Saved data entries>
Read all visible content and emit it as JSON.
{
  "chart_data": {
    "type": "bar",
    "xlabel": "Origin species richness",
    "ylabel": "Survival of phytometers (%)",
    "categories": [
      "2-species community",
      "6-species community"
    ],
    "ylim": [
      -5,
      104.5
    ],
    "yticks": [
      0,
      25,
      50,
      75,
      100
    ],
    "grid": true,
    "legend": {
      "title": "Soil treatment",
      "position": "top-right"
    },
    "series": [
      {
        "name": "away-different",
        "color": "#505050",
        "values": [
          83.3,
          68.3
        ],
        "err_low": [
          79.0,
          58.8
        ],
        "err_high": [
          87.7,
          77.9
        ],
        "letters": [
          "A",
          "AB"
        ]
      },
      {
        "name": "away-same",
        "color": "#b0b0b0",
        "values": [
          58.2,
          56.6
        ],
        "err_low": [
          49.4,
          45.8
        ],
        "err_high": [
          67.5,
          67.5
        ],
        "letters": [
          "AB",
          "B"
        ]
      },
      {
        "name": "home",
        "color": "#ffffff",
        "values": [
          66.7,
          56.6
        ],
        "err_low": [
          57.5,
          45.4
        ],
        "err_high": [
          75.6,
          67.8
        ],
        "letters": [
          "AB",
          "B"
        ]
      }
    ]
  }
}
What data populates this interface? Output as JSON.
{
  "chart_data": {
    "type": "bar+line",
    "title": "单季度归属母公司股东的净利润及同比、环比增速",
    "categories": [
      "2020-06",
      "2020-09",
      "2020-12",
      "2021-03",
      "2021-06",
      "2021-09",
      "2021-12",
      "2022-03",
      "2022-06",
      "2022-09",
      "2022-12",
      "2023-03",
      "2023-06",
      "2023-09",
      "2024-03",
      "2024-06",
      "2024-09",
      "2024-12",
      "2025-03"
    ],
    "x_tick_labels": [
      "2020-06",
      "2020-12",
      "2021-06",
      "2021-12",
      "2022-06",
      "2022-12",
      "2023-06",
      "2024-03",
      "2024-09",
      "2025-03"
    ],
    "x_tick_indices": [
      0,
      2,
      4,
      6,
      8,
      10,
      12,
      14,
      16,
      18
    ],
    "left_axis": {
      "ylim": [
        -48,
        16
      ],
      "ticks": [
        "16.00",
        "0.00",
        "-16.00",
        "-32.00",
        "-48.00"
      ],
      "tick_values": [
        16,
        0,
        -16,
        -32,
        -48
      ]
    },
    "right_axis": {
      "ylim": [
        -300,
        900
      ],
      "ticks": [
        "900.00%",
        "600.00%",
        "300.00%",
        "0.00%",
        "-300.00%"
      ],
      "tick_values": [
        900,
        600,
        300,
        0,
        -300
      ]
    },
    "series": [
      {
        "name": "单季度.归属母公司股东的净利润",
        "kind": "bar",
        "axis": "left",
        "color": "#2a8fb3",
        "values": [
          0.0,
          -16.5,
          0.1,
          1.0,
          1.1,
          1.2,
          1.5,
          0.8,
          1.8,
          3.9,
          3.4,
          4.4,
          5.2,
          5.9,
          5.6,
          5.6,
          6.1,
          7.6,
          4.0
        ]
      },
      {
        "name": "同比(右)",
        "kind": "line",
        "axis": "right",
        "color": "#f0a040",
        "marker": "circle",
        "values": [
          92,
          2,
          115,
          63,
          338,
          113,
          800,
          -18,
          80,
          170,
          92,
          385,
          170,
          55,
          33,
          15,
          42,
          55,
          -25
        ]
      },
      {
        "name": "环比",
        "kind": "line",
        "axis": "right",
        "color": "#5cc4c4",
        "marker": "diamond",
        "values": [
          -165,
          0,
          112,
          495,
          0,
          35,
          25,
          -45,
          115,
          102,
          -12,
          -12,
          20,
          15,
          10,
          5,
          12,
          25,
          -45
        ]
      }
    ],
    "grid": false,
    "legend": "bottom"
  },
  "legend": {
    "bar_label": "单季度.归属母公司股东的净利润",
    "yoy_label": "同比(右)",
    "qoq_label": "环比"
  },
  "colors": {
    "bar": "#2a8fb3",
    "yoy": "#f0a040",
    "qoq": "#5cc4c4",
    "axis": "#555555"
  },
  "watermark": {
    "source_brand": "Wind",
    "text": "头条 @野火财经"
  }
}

EXERCISE REQUIREMENTS> From the listing above, reproduce all the lines exactly.

FINISHED ANSWER>
Read all visible content and emit it as JSON.
{
  "chart_data": {
    "type": "bar",
    "xlabel": "Origin species richness",
    "ylabel": "Survival of phytometers (%)",
    "categories": [
      "2-species community",
      "6-species community"
    ],
    "ylim": [
      -5,
      104.5
    ],
    "yticks": [
      0,
      25,
      50,
      75,
      100
    ],
    "grid": true,
    "legend": {
      "title": "Soil treatment",
      "position": "top-right"
    },
    "series": [
      {
        "name": "away-different",
        "color": "#505050",
        "values": [
          83.3,
          68.3
        ],
        "err_low": [
          79.0,
          58.8
        ],
        "err_high": [
          87.7,
          77.9
        ],
        "letters": [
          "A",
          "AB"
        ]
      },
      {
        "name": "away-same",
        "color": "#b0b0b0",
        "values": [
          58.2,
          56.6
        ],
        "err_low": [
          49.4,
          45.8
        ],
        "err_high": [
          67.5,
          67.5
        ],
        "letters": [
          "AB",
          "B"
        ]
      },
      {
        "name": "home",
        "color": "#ffffff",
        "values": [
          66.7,
          56.6
        ],
        "err_low": [
          57.5,
          45.4
        ],
        "err_high": [
          75.6,
          67.8
        ],
        "letters": [
          "AB",
          "B"
        ]
      }
    ]
  }
}
What data populates this interface? Output as JSON.
{
  "chart_data": {
    "type": "bar+line",
    "title": "单季度归属母公司股东的净利润及同比、环比增速",
    "categories": [
      "2020-06",
      "2020-09",
      "2020-12",
      "2021-03",
      "2021-06",
      "2021-09",
      "2021-12",
      "2022-03",
      "2022-06",
      "2022-09",
      "2022-12",
      "2023-03",
      "2023-06",
      "2023-09",
      "2024-03",
      "2024-06",
      "2024-09",
      "2024-12",
      "2025-03"
    ],
    "x_tick_labels": [
      "2020-06",
      "2020-12",
      "2021-06",
      "2021-12",
      "2022-06",
      "2022-12",
      "2023-06",
      "2024-03",
      "2024-09",
      "2025-03"
    ],
    "x_tick_indices": [
      0,
      2,
      4,
      6,
      8,
      10,
      12,
      14,
      16,
      18
    ],
    "left_axis": {
      "ylim": [
        -48,
        16
      ],
      "ticks": [
        "16.00",
        "0.00",
        "-16.00",
        "-32.00",
        "-48.00"
      ],
      "tick_values": [
        16,
        0,
        -16,
        -32,
        -48
      ]
    },
    "right_axis": {
      "ylim": [
        -300,
        900
      ],
      "ticks": [
        "900.00%",
        "600.00%",
        "300.00%",
        "0.00%",
        "-300.00%"
      ],
      "tick_values": [
        900,
        600,
        300,
        0,
        -300
      ]
    },
    "series": [
      {
        "name": "单季度.归属母公司股东的净利润",
        "kind": "bar",
        "axis": "left",
        "color": "#2a8fb3",
        "values": [
          0.0,
          -16.5,
          0.1,
          1.0,
          1.1,
          1.2,
          1.5,
          0.8,
          1.8,
          3.9,
          3.4,
          4.4,
          5.2,
          5.9,
          5.6,
          5.6,
          6.1,
          7.6,
          4.0
        ]
      },
      {
        "name": "同比(右)",
        "kind": "line",
        "axis": "right",
        "color": "#f0a040",
        "marker": "circle",
        "values": [
          92,
          2,
          115,
          63,
          338,
          113,
          800,
          -18,
          80,
          170,
          92,
          385,
          170,
          55,
          33,
          15,
          42,
          55,
          -25
        ]
      },
      {
        "name": "环比",
        "kind": "line",
        "axis": "right",
        "color": "#5cc4c4",
        "marker": "diamond",
        "values": [
          -165,
          0,
          112,
          495,
          0,
          35,
          25,
          -45,
          115,
          102,
          -12,
          -12,
          20,
          15,
          10,
          5,
          12,
          25,
          -45
        ]
      }
    ],
    "grid": false,
    "legend": "bottom"
  },
  "legend": {
    "bar_label": "单季度.归属母公司股东的净利润",
    "yoy_label": "同比(右)",
    "qoq_label": "环比"
  },
  "colors": {
    "bar": "#2a8fb3",
    "yoy": "#f0a040",
    "qoq": "#5cc4c4",
    "axis": "#555555"
  },
  "watermark": {
    "source_brand": "Wind",
    "text": "头条 @野火财经"
  }
}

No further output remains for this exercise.